__Activity list__.
[a] In the article about CD sales near universities, by how much did sales drop at stores near the 67 colleges that banned Napster?
[b] Sum up the article about CD sales near universities in two sentences.

__Exercise passage__.
◇ ◇ ◇
|A study released today by record industry retail tracker SoundScan shows declining CD sales at stores near universities, and some are pointing fingers at online music-swapping software such as Napster.
The record industry has long warned that easy access to pirated music online would torpedo sales, despite industrywide figures showing a rise in CD sales in recent years.
SoundScan division VNU Marketing tested the theory by looking specifically at sales in stores near universities, where online music has been more widely adopted than in the general public. In those stores, SoundScan data shows that record sales have actually dropped 4 percent in the past two years. In stores near the 67 colleges that have banned Napster, citing an overload on their internal networks, sales have dropped 7 percent in two years.
Those numbers compare with an overall sales growth of about 20 percent across the music retailing industry.
"These figures should put to rest the ongoing debate about the effects of online file sharing," said Larry Miller, president of digital rights management Reciprocal's music division, which commissioned the study. "Record sales are up despite the widespread use of MP3, not because of it."
It is unlikely that the fierce debates over the effects of MP3 and Napster will so easily be laid to rest, however.
◇ ◇ ◇
__Extracted data__.
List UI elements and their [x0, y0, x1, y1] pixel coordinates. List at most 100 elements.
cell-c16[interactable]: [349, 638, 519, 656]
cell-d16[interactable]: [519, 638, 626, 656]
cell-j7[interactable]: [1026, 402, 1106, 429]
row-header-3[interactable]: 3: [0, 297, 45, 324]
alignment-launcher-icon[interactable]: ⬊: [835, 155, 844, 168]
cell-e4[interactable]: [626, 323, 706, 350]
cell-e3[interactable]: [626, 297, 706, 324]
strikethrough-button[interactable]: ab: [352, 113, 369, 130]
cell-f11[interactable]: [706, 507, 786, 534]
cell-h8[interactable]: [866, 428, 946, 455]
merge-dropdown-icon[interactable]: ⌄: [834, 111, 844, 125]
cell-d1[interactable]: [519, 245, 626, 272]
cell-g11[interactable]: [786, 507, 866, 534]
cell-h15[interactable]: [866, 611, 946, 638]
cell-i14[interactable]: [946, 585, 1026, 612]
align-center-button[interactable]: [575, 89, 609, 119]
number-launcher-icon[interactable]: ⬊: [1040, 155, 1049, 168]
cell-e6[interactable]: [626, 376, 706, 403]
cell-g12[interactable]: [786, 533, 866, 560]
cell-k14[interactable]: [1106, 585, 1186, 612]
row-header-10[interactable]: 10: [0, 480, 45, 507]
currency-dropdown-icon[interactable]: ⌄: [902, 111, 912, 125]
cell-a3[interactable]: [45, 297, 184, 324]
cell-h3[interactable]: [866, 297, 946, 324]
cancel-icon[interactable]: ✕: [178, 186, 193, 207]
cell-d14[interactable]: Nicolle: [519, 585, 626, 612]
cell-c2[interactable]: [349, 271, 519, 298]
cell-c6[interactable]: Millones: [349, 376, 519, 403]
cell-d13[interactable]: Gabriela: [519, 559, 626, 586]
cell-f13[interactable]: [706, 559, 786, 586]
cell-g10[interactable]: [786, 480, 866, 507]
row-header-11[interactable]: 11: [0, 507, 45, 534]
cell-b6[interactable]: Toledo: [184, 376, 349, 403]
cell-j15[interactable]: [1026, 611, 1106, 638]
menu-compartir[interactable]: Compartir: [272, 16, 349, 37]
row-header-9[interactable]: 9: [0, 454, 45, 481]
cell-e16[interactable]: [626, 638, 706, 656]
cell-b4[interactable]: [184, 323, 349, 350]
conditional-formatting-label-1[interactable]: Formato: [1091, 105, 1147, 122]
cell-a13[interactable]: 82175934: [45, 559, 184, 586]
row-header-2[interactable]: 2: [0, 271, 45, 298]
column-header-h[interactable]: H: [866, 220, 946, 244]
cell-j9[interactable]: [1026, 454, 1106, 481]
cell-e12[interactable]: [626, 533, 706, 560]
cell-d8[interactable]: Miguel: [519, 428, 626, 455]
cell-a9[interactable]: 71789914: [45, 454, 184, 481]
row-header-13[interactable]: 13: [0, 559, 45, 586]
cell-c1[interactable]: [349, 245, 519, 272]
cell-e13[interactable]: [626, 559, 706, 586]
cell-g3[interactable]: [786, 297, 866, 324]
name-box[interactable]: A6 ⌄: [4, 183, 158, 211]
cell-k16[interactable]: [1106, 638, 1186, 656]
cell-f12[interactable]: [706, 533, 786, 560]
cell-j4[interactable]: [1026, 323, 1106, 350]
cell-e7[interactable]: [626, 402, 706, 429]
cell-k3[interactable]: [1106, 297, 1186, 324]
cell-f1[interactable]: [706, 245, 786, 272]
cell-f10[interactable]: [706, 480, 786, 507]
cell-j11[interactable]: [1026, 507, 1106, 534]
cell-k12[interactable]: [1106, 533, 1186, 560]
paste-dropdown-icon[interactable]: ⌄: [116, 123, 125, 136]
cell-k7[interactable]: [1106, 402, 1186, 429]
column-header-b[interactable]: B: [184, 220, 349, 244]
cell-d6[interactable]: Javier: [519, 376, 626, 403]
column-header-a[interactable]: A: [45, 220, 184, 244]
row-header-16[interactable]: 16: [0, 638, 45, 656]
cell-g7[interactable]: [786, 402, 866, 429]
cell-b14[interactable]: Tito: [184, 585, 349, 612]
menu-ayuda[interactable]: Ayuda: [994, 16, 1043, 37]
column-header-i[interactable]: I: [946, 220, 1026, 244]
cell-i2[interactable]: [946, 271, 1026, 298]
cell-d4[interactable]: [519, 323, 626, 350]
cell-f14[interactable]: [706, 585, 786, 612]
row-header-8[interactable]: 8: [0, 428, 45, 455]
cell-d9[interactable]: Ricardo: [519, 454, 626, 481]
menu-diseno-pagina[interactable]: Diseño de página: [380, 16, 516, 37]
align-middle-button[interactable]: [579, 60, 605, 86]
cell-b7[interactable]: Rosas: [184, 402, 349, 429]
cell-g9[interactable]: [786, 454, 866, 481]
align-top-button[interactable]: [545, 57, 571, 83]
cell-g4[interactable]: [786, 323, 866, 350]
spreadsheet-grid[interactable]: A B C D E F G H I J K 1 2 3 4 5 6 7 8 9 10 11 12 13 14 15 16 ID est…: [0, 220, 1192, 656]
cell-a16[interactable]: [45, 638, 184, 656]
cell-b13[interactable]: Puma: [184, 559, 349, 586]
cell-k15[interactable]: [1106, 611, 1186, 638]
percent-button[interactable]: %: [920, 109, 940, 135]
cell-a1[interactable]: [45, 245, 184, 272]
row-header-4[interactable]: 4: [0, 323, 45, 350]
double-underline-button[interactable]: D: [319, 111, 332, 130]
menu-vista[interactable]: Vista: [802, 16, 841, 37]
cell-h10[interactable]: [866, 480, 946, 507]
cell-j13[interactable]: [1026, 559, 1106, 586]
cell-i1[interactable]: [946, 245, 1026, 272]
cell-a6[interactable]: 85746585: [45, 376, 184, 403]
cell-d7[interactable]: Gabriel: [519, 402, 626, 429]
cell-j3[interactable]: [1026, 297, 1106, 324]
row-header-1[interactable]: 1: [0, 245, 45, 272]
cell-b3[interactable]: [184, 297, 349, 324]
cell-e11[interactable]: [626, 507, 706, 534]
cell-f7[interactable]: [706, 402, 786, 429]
◇ ◇ ◇
__Task-by-task results__.
[a] Sales dropped 7 percent in two years.

[b] A SoundScan study found that record sales at stores near universities, where online music is widely used, fell 4 percent in two years, and 7 percent near the 67 colleges that banned Napster, while industry-wide sales grew about 20 percent. Larry Miller of Reciprocal, which commissioned the study, said the figures should end the debate over online file sharing, but the debate over MP3 and Napster is unlikely to be settled so easily.